» GIVEN REQUEST: Could you output each line of the data that follows exactly?

» MATERIALS PROVIDED:
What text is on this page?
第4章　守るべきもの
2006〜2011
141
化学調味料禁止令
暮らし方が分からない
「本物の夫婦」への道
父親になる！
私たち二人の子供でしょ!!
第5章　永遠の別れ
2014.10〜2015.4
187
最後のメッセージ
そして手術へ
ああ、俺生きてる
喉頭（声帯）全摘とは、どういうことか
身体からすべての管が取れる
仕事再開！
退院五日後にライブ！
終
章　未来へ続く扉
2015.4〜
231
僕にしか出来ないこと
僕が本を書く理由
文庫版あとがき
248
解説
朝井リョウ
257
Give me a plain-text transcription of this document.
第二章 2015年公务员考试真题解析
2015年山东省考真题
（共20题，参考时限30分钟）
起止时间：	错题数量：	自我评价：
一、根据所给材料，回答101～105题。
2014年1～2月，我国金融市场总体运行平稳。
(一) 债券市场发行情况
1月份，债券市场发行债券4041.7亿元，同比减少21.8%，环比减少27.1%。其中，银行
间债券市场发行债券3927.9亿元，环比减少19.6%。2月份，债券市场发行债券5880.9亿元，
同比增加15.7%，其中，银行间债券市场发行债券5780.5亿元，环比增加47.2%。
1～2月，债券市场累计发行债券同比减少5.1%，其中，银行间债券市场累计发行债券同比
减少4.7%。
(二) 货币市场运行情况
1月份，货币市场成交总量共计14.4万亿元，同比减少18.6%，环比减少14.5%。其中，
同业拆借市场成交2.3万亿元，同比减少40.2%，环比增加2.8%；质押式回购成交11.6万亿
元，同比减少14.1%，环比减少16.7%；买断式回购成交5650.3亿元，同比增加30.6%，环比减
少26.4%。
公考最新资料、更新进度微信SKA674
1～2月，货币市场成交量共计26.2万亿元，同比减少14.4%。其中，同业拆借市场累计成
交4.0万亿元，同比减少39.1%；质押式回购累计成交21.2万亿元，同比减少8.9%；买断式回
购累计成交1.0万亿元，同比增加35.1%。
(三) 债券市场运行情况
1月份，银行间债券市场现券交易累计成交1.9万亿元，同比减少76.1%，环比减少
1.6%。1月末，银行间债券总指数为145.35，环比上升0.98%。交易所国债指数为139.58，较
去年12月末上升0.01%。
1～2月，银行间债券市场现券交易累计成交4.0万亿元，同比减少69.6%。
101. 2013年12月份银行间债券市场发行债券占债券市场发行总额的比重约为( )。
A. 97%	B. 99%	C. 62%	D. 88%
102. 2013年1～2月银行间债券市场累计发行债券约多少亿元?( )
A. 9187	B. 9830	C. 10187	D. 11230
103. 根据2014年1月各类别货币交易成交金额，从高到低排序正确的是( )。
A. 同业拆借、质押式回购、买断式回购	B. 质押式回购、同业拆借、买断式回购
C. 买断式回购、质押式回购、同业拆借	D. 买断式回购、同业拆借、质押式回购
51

» RESULT OF THE TASK:
What text is on this page?
第4章　守るべきもの
2006〜2011
141
化学調味料禁止令
暮らし方が分からない
「本物の夫婦」への道
父親になる！
私たち二人の子供でしょ!!
第5章　永遠の別れ
2014.10〜2015.4
187
最後のメッセージ
そして手術へ
ああ、俺生きてる
喉頭（声帯）全摘とは、どういうことか
身体からすべての管が取れる
仕事再開！
退院五日後にライブ！
終
章　未来へ続く扉
2015.4〜
231
僕にしか出来ないこと
僕が本を書く理由
文庫版あとがき
248
解説
朝井リョウ
257
Give me a plain-text transcription of this document.
第二章 2015年公务员考试真题解析
2015年山东省考真题
（共20题，参考时限30分钟）
起止时间：	错题数量：	自我评价：
一、根据所给材料，回答101～105题。
2014年1～2月，我国金融市场总体运行平稳。
(一) 债券市场发行情况
1月份，债券市场发行债券4041.7亿元，同比减少21.8%，环比减少27.1%。其中，银行
间债券市场发行债券3927.9亿元，环比减少19.6%。2月份，债券市场发行债券5880.9亿元，
同比增加15.7%，其中，银行间债券市场发行债券5780.5亿元，环比增加47.2%。
1～2月，债券市场累计发行债券同比减少5.1%，其中，银行间债券市场累计发行债券同比
减少4.7%。
(二) 货币市场运行情况
1月份，货币市场成交总量共计14.4万亿元，同比减少18.6%，环比减少14.5%。其中，
同业拆借市场成交2.3万亿元，同比减少40.2%，环比增加2.8%；质押式回购成交11.6万亿
元，同比减少14.1%，环比减少16.7%；买断式回购成交5650.3亿元，同比增加30.6%，环比减
少26.4%。
公考最新资料、更新进度微信SKA674
1～2月，货币市场成交量共计26.2万亿元，同比减少14.4%。其中，同业拆借市场累计成
交4.0万亿元，同比减少39.1%；质押式回购累计成交21.2万亿元，同比减少8.9%；买断式回
购累计成交1.0万亿元，同比增加35.1%。
(三) 债券市场运行情况
1月份，银行间债券市场现券交易累计成交1.9万亿元，同比减少76.1%，环比减少
1.6%。1月末，银行间债券总指数为145.35，环比上升0.98%。交易所国债指数为139.58，较
去年12月末上升0.01%。
1～2月，银行间债券市场现券交易累计成交4.0万亿元，同比减少69.6%。
101. 2013年12月份银行间债券市场发行债券占债券市场发行总额的比重约为( )。
A. 97%	B. 99%	C. 62%	D. 88%
102. 2013年1～2月银行间债券市场累计发行债券约多少亿元?( )
A. 9187	B. 9830	C. 10187	D. 11230
103. 根据2014年1月各类别货币交易成交金额，从高到低排序正确的是( )。
A. 同业拆借、质押式回购、买断式回购	B. 质押式回购、同业拆借、买断式回购
C. 买断式回购、质押式回购、同业拆借	D. 买断式回购、同业拆借、质押式回购
51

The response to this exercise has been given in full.